> Collected data:

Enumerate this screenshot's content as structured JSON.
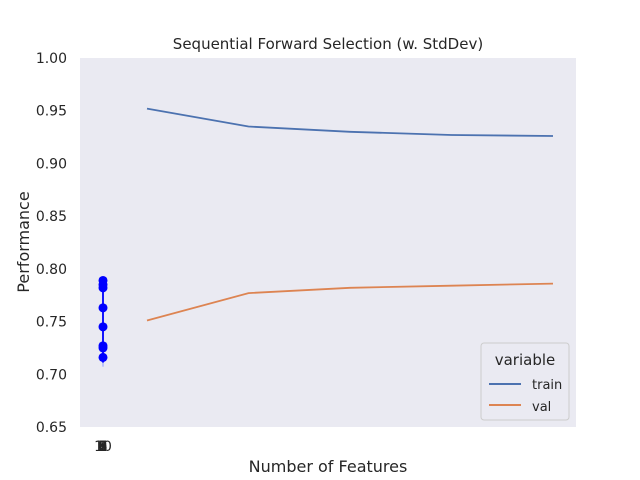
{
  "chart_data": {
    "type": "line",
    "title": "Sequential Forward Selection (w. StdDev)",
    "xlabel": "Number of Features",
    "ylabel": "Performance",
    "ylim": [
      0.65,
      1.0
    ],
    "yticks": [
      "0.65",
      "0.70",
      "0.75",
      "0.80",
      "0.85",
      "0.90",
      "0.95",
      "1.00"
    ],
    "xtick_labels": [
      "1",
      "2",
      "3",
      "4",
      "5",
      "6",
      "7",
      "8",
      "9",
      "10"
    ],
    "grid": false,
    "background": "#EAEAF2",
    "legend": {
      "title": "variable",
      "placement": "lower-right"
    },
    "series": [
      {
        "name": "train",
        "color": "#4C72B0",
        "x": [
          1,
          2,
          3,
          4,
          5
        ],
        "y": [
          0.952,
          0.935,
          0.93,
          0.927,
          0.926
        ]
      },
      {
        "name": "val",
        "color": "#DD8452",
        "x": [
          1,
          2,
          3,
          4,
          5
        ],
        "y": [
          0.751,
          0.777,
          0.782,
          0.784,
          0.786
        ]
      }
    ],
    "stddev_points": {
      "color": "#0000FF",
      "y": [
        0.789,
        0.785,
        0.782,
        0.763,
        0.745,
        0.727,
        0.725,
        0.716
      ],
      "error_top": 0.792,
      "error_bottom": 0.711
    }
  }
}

==

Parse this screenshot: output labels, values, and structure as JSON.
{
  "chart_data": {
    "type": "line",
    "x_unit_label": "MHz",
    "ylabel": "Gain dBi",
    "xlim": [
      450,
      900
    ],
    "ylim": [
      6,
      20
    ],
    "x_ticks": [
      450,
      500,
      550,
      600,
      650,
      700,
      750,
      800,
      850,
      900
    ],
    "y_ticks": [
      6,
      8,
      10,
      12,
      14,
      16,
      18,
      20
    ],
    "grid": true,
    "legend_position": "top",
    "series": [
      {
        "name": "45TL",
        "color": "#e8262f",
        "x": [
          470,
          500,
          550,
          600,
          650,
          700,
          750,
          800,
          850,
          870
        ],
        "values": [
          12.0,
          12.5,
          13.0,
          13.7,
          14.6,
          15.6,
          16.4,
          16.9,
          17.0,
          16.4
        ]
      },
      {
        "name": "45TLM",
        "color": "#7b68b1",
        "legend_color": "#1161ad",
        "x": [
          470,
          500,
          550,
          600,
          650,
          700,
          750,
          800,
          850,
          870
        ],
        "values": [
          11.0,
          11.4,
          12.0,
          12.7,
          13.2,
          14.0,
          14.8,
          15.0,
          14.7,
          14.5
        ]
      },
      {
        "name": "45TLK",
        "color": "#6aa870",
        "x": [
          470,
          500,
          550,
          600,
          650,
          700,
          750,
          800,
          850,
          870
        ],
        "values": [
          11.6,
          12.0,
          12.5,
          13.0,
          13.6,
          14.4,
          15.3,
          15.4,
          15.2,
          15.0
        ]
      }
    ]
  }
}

---

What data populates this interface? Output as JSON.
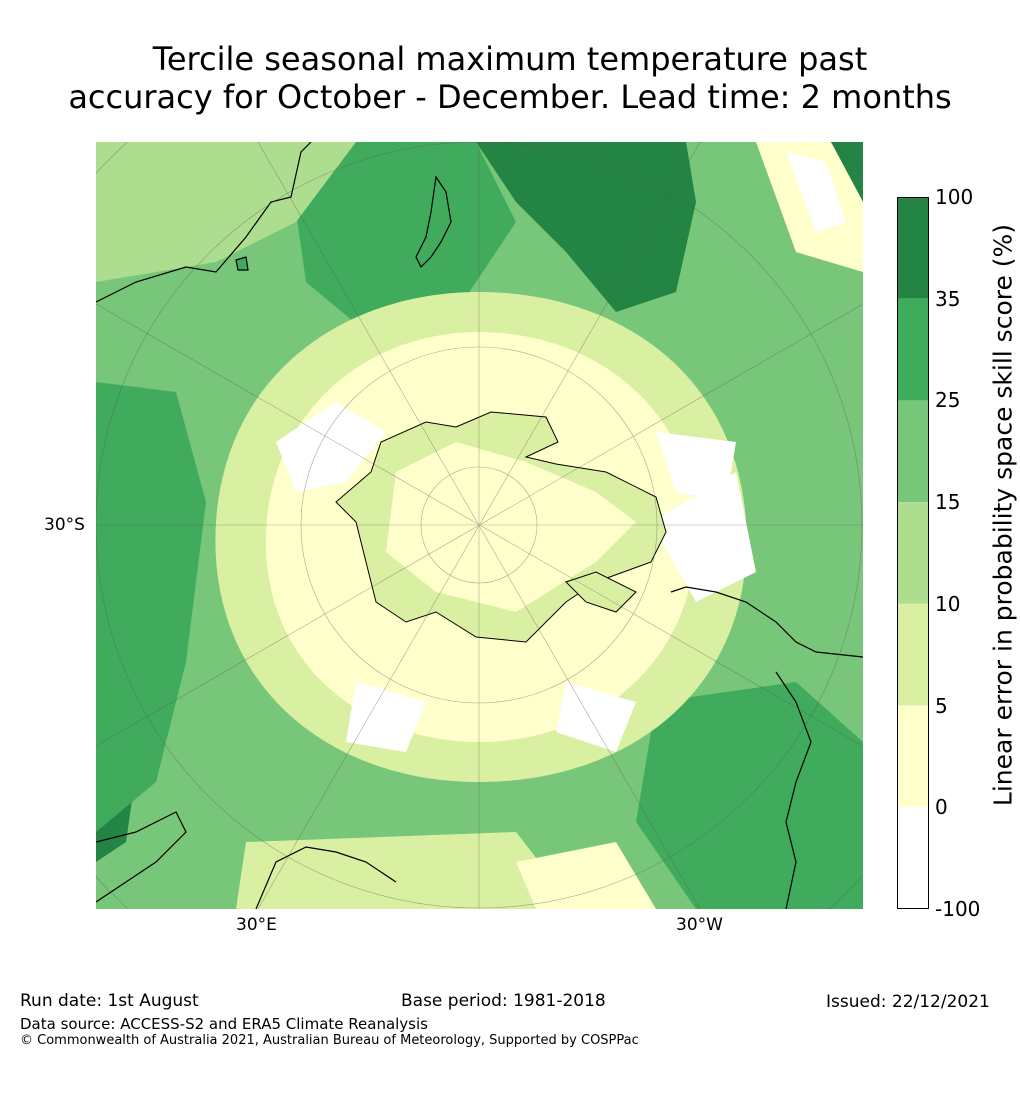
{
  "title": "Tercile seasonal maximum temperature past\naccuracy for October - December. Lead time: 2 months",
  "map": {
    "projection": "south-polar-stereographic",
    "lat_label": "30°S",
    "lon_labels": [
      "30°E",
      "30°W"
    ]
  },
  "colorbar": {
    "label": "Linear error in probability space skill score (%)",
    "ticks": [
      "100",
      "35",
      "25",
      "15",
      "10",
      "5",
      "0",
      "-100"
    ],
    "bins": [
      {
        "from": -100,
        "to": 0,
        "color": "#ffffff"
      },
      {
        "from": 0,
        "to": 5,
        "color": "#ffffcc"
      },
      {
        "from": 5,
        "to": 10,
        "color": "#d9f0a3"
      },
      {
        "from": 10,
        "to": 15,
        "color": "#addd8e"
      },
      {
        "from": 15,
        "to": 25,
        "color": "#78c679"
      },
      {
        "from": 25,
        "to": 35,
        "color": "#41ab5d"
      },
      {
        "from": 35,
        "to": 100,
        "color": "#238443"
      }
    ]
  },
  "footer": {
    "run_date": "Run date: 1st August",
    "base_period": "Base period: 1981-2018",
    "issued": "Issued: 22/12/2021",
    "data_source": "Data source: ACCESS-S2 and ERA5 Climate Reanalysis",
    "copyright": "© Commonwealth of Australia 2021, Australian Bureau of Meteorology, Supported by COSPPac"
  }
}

> WHAT THE TASK ASKS: Look over the listing above. Pick out and copy every line that includes "title".

> TASK SOLUTION:
    "title": "Sequential Forward Selection (w. StdDev)",
      "title": "variable",
  "title": "Tercile seasonal maximum temperature past\naccuracy for October - December. Lead time: 2 months",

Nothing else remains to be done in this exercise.